■ **THE DATA**
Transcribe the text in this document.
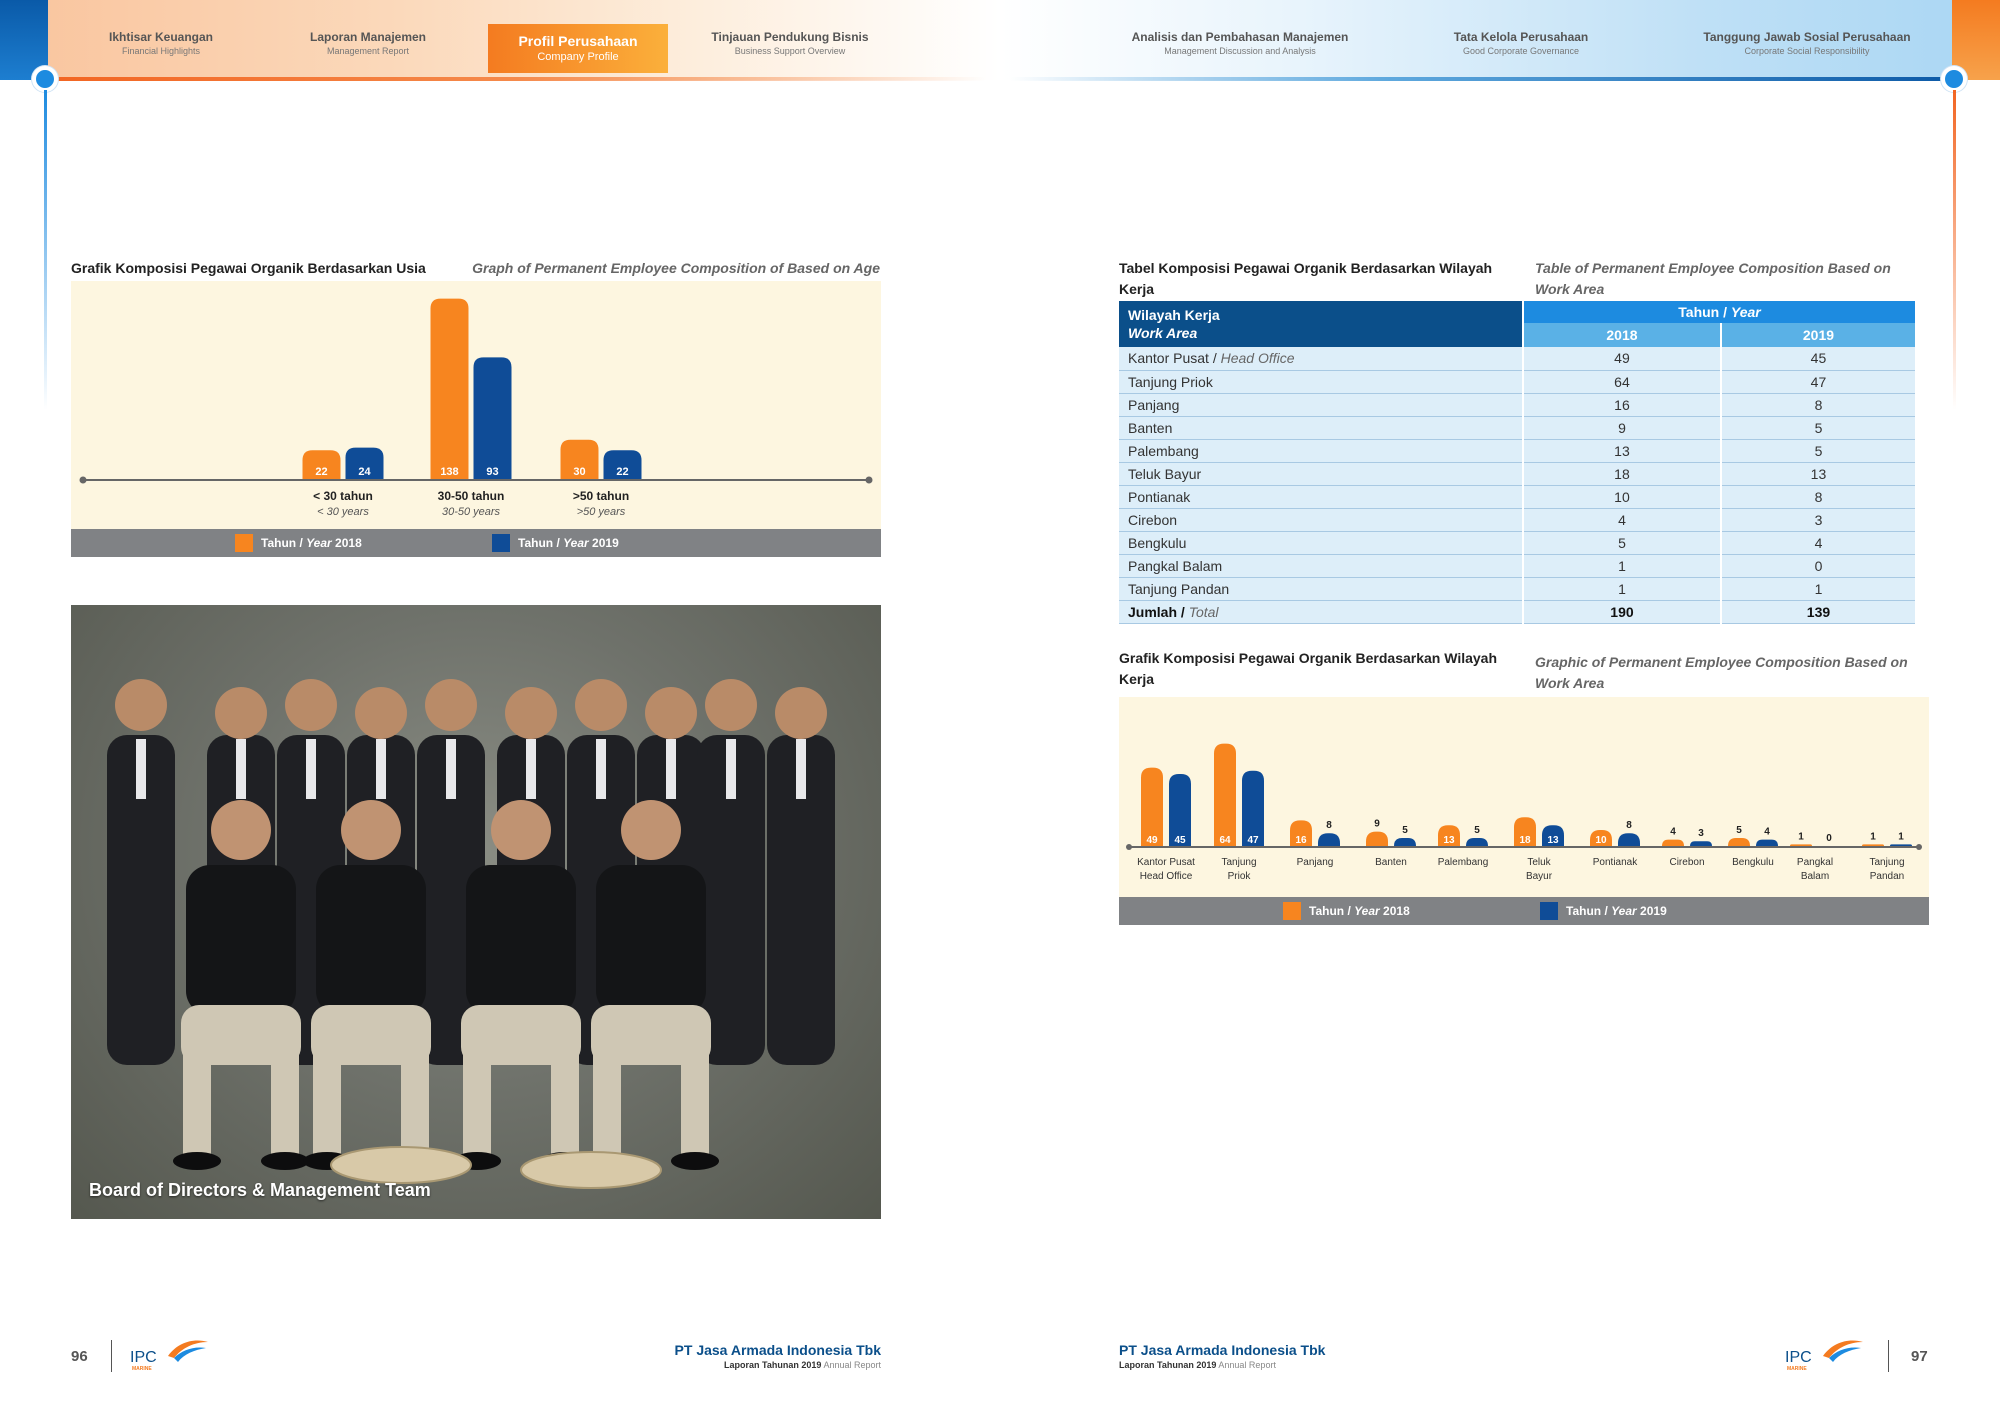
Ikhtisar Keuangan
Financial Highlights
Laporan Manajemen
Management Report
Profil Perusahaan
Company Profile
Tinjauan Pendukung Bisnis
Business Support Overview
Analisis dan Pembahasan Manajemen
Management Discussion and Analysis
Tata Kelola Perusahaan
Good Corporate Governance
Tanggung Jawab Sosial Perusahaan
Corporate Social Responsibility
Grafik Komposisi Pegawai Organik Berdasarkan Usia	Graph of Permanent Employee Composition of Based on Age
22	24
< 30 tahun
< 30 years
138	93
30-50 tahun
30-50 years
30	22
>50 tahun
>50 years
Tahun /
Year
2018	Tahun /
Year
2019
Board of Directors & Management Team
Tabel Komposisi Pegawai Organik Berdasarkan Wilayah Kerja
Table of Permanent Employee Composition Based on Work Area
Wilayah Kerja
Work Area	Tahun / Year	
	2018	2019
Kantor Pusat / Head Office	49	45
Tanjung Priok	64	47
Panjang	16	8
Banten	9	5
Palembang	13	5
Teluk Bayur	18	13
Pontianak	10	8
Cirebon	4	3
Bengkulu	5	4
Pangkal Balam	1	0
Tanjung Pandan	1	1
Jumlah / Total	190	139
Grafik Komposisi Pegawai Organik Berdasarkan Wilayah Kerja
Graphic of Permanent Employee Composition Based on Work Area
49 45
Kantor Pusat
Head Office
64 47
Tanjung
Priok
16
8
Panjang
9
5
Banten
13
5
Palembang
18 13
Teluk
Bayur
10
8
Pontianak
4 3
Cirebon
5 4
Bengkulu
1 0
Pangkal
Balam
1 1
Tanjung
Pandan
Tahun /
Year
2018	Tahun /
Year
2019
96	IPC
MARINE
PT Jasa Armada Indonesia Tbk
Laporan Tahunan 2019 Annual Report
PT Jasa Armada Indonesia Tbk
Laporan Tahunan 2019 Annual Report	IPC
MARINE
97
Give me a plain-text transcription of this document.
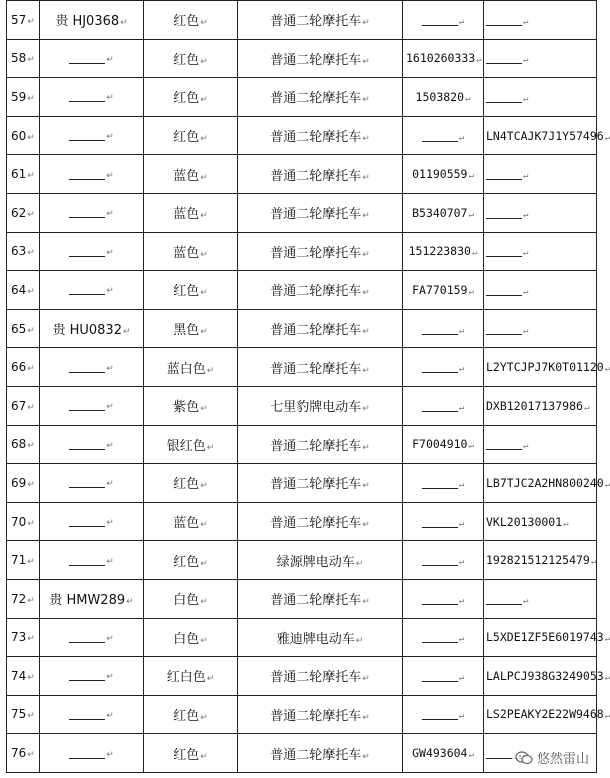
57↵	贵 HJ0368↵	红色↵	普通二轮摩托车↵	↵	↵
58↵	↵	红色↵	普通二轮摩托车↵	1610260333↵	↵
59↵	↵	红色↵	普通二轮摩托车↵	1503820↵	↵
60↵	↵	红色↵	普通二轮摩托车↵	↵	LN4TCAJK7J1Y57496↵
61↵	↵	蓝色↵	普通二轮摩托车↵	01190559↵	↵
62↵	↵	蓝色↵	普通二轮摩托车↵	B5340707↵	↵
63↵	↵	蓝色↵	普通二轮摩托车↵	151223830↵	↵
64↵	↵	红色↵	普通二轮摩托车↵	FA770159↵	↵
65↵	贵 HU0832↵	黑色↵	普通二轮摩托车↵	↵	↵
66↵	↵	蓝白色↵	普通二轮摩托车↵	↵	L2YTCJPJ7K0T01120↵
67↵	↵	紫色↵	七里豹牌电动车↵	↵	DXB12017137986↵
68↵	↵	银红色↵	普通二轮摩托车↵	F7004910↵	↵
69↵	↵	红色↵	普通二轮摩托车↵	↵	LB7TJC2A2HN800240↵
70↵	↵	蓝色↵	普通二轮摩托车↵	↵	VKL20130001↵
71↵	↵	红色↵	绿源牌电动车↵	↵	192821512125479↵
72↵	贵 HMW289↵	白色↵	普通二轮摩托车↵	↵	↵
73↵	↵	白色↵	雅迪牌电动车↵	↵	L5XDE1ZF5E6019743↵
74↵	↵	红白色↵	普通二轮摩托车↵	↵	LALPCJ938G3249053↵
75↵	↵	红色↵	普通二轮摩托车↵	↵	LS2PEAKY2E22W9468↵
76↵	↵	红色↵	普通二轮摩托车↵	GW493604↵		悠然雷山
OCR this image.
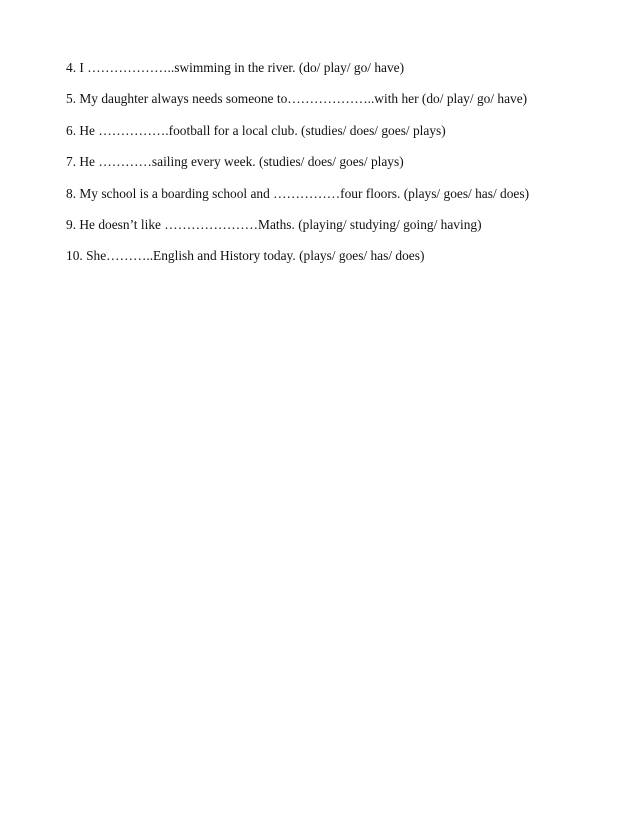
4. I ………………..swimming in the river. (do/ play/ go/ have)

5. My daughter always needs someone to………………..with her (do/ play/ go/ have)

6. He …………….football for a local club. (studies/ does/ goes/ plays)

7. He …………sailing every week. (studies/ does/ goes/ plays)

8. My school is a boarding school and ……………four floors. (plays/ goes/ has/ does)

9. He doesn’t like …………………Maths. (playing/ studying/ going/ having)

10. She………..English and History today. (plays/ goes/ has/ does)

■ **EXERCISE PROMPT**
Filter the listing above by the word "plays"; copy each line that passes.

■ **TASK RESULT**
6. He …………….football for a local club. (studies/ does/ goes/ plays)
7. He …………sailing every week. (studies/ does/ goes/ plays)
8. My school is a boarding school and ……………four floors. (plays/ goes/ has/ does)
10. She………..English and History today. (plays/ goes/ has/ does)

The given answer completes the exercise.